Exercise objective
Select the lines that contain "Цена" and copy each of them.

##############################

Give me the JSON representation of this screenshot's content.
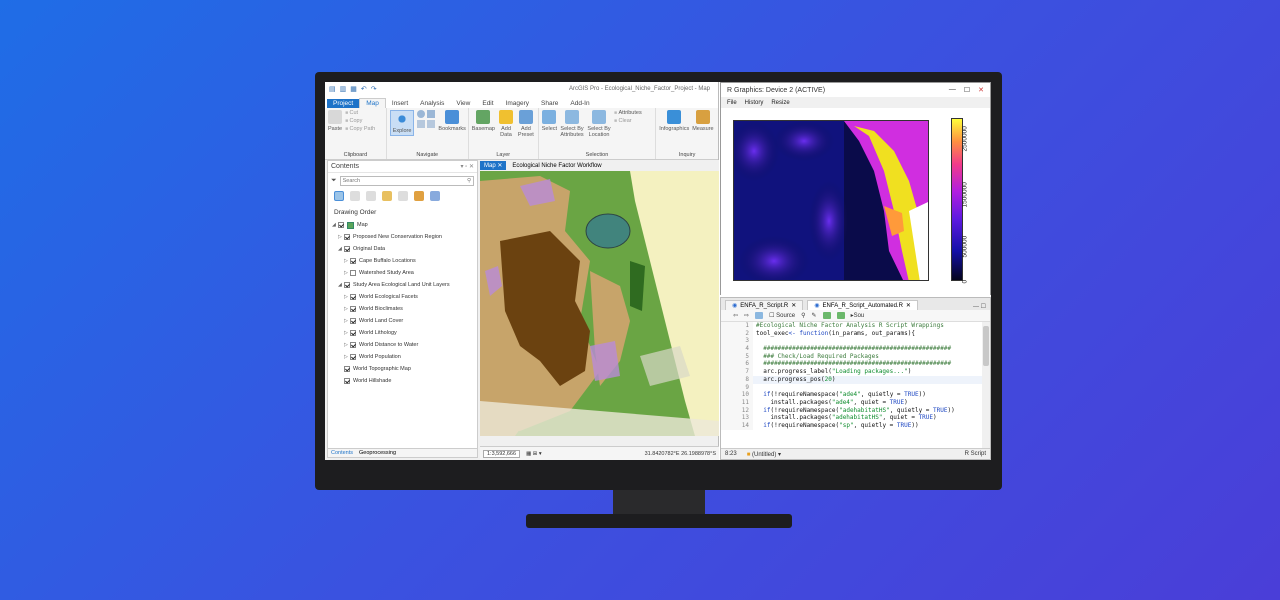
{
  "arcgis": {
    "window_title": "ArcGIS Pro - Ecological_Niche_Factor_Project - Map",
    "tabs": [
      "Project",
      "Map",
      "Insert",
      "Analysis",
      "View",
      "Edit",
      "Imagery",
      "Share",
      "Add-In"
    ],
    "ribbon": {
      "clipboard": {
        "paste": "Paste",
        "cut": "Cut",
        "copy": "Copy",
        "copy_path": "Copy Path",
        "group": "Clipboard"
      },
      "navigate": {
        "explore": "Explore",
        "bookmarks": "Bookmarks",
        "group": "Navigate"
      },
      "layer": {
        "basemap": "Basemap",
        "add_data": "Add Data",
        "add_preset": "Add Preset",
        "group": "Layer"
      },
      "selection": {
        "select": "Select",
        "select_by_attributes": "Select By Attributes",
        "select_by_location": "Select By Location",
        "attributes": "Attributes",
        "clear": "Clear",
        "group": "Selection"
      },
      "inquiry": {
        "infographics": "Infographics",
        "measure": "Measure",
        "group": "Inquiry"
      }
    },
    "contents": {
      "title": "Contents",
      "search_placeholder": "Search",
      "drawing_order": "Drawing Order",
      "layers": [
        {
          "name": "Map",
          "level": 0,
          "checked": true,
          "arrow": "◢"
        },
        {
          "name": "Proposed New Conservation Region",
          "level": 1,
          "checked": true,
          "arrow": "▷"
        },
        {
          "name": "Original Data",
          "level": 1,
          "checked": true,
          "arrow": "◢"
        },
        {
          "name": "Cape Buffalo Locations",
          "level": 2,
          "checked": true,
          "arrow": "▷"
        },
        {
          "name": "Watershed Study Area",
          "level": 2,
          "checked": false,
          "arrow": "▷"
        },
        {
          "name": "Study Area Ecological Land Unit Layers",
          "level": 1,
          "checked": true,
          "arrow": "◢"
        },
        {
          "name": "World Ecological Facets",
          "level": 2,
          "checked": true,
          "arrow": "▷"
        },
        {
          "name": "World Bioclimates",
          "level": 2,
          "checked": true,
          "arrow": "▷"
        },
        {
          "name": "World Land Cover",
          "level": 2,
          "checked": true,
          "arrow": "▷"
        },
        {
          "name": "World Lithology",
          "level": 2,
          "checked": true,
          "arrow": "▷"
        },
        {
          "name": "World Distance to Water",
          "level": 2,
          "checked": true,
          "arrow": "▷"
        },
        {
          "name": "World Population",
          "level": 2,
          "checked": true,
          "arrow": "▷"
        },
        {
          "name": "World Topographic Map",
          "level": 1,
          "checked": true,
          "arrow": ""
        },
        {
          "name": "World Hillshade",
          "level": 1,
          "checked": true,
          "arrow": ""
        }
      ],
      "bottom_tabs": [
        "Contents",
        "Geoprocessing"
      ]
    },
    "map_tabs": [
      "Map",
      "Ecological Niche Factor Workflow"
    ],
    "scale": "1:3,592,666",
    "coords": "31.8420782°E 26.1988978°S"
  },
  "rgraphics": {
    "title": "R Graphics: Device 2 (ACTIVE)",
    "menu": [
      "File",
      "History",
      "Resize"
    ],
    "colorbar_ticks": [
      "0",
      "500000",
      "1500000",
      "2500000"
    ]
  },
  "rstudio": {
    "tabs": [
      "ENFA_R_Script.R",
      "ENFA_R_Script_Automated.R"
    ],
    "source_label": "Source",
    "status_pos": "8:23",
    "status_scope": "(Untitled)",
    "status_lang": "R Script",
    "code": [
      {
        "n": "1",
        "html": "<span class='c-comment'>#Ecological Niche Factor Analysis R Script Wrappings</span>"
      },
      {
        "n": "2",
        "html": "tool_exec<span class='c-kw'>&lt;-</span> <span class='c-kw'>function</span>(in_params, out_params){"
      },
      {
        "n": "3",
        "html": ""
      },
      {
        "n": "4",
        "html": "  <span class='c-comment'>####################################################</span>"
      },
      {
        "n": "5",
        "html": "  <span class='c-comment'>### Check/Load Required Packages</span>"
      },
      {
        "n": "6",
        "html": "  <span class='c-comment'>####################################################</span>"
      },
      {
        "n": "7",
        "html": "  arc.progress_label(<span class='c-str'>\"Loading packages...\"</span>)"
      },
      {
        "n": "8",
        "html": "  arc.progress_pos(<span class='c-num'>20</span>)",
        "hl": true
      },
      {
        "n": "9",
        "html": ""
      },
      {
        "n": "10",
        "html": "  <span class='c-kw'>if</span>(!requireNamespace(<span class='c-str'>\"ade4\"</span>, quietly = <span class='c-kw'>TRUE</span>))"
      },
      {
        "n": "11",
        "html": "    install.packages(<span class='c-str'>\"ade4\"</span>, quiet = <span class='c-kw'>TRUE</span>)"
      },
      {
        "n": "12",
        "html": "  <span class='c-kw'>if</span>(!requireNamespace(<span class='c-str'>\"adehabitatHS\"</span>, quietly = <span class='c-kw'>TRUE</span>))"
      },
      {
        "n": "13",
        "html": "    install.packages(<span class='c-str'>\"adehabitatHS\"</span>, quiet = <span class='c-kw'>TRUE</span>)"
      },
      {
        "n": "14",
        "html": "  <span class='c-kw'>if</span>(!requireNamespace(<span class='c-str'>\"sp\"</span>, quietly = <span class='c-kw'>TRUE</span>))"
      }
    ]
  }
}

##############################

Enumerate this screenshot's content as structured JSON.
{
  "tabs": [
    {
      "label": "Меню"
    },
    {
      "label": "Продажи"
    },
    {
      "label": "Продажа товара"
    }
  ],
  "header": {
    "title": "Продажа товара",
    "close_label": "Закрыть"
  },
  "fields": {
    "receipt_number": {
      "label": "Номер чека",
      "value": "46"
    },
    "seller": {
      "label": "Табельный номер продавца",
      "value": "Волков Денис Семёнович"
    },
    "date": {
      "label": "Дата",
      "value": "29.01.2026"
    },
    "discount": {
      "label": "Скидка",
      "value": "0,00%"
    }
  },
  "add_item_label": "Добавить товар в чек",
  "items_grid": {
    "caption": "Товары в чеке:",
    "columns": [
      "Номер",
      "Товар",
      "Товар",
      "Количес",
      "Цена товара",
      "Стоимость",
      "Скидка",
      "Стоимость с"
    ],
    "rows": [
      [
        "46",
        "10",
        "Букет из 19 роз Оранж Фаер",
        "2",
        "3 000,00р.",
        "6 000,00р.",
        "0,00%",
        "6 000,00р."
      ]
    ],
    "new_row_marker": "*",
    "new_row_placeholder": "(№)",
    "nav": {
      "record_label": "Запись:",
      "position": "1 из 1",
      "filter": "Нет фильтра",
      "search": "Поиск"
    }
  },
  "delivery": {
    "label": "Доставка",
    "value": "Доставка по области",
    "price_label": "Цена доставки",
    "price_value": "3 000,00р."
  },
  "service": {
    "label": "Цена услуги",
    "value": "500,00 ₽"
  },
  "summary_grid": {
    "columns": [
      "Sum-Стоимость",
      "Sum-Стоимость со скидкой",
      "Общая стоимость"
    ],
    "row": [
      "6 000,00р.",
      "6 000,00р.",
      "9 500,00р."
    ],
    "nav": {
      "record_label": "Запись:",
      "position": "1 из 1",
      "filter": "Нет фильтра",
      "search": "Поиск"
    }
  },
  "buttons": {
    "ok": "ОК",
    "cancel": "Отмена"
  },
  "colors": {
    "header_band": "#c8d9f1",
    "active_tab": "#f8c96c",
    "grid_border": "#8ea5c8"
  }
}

##############################

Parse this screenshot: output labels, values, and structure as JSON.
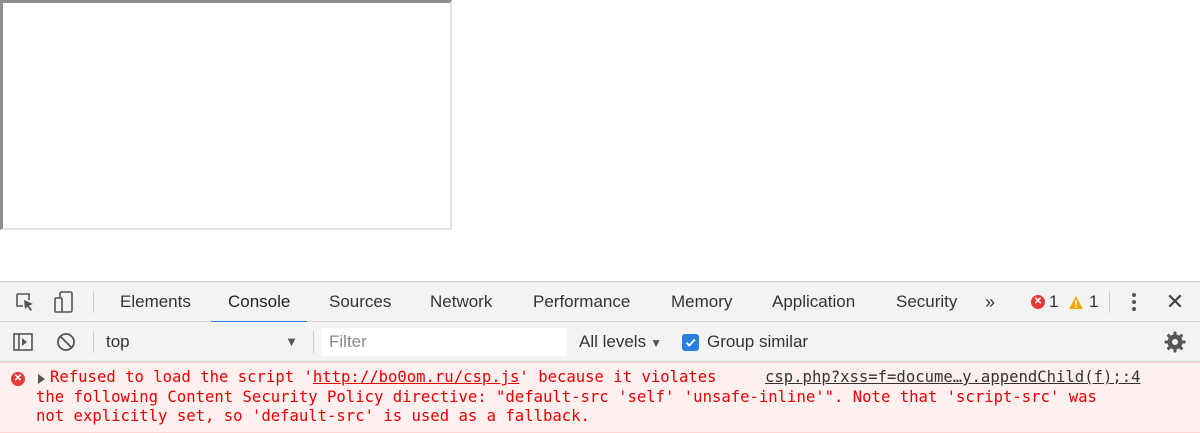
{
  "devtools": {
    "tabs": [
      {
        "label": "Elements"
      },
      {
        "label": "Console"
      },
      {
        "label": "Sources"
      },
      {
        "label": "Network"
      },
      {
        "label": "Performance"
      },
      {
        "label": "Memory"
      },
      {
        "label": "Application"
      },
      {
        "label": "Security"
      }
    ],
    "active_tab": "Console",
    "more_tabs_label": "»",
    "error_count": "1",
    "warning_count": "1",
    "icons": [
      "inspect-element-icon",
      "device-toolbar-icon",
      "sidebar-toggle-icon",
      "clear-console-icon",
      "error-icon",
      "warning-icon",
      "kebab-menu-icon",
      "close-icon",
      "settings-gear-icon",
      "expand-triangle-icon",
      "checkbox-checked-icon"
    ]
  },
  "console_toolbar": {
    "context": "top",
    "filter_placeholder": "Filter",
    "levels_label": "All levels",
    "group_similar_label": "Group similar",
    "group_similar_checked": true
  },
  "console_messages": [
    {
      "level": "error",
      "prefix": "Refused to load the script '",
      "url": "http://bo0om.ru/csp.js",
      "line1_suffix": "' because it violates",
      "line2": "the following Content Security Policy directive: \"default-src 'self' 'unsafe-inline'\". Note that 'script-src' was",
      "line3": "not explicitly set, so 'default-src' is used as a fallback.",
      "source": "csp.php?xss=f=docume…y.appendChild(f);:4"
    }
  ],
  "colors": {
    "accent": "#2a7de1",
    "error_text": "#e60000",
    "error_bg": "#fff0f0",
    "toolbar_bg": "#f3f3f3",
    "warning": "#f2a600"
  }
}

##############################

Full answer
      "Цена товара",
    "price_label": "Цена доставки",
    "label": "Цена услуги",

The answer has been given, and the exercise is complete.